[Task]:
Repeat each record below exactly as given.

-------- Exercise inputs

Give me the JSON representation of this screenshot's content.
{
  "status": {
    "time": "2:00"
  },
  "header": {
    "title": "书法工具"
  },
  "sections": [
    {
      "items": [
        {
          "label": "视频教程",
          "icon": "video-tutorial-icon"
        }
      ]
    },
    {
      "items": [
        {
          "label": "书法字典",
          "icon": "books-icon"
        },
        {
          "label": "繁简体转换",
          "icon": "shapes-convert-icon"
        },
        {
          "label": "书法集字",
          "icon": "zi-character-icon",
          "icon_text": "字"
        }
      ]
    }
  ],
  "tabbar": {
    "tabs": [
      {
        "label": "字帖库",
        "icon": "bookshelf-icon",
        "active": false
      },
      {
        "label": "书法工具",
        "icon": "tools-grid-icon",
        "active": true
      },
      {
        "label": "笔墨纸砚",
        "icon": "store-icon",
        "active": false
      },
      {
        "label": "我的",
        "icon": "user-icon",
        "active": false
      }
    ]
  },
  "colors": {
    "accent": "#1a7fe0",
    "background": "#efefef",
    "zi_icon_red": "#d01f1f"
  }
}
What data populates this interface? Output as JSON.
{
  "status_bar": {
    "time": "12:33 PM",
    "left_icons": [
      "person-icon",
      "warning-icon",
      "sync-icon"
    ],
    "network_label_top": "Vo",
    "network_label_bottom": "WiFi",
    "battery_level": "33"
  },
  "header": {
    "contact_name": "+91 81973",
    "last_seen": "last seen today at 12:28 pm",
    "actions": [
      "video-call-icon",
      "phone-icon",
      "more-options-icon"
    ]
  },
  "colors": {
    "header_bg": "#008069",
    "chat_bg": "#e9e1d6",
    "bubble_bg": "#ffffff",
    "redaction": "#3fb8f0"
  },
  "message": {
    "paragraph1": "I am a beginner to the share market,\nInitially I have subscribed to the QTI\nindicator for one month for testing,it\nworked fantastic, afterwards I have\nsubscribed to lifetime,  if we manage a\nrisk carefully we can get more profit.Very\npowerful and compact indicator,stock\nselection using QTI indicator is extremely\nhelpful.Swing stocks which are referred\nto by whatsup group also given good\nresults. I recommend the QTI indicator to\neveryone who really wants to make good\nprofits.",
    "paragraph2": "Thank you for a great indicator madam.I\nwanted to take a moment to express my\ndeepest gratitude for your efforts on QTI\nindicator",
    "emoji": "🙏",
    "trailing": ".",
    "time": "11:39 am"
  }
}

----------------

[Result of the task]:
Give me the JSON representation of this screenshot's content.
{
  "status": {
    "time": "2:00"
  },
  "header": {
    "title": "书法工具"
  },
  "sections": [
    {
      "items": [
        {
          "label": "视频教程",
          "icon": "video-tutorial-icon"
        }
      ]
    },
    {
      "items": [
        {
          "label": "书法字典",
          "icon": "books-icon"
        },
        {
          "label": "繁简体转换",
          "icon": "shapes-convert-icon"
        },
        {
          "label": "书法集字",
          "icon": "zi-character-icon",
          "icon_text": "字"
        }
      ]
    }
  ],
  "tabbar": {
    "tabs": [
      {
        "label": "字帖库",
        "icon": "bookshelf-icon",
        "active": false
      },
      {
        "label": "书法工具",
        "icon": "tools-grid-icon",
        "active": true
      },
      {
        "label": "笔墨纸砚",
        "icon": "store-icon",
        "active": false
      },
      {
        "label": "我的",
        "icon": "user-icon",
        "active": false
      }
    ]
  },
  "colors": {
    "accent": "#1a7fe0",
    "background": "#efefef",
    "zi_icon_red": "#d01f1f"
  }
}
What data populates this interface? Output as JSON.
{
  "status_bar": {
    "time": "12:33 PM",
    "left_icons": [
      "person-icon",
      "warning-icon",
      "sync-icon"
    ],
    "network_label_top": "Vo",
    "network_label_bottom": "WiFi",
    "battery_level": "33"
  },
  "header": {
    "contact_name": "+91 81973",
    "last_seen": "last seen today at 12:28 pm",
    "actions": [
      "video-call-icon",
      "phone-icon",
      "more-options-icon"
    ]
  },
  "colors": {
    "header_bg": "#008069",
    "chat_bg": "#e9e1d6",
    "bubble_bg": "#ffffff",
    "redaction": "#3fb8f0"
  },
  "message": {
    "paragraph1": "I am a beginner to the share market,\nInitially I have subscribed to the QTI\nindicator for one month for testing,it\nworked fantastic, afterwards I have\nsubscribed to lifetime,  if we manage a\nrisk carefully we can get more profit.Very\npowerful and compact indicator,stock\nselection using QTI indicator is extremely\nhelpful.Swing stocks which are referred\nto by whatsup group also given good\nresults. I recommend the QTI indicator to\neveryone who really wants to make good\nprofits.",
    "paragraph2": "Thank you for a great indicator madam.I\nwanted to take a moment to express my\ndeepest gratitude for your efforts on QTI\nindicator",
    "emoji": "🙏",
    "trailing": ".",
    "time": "11:39 am"
  }
}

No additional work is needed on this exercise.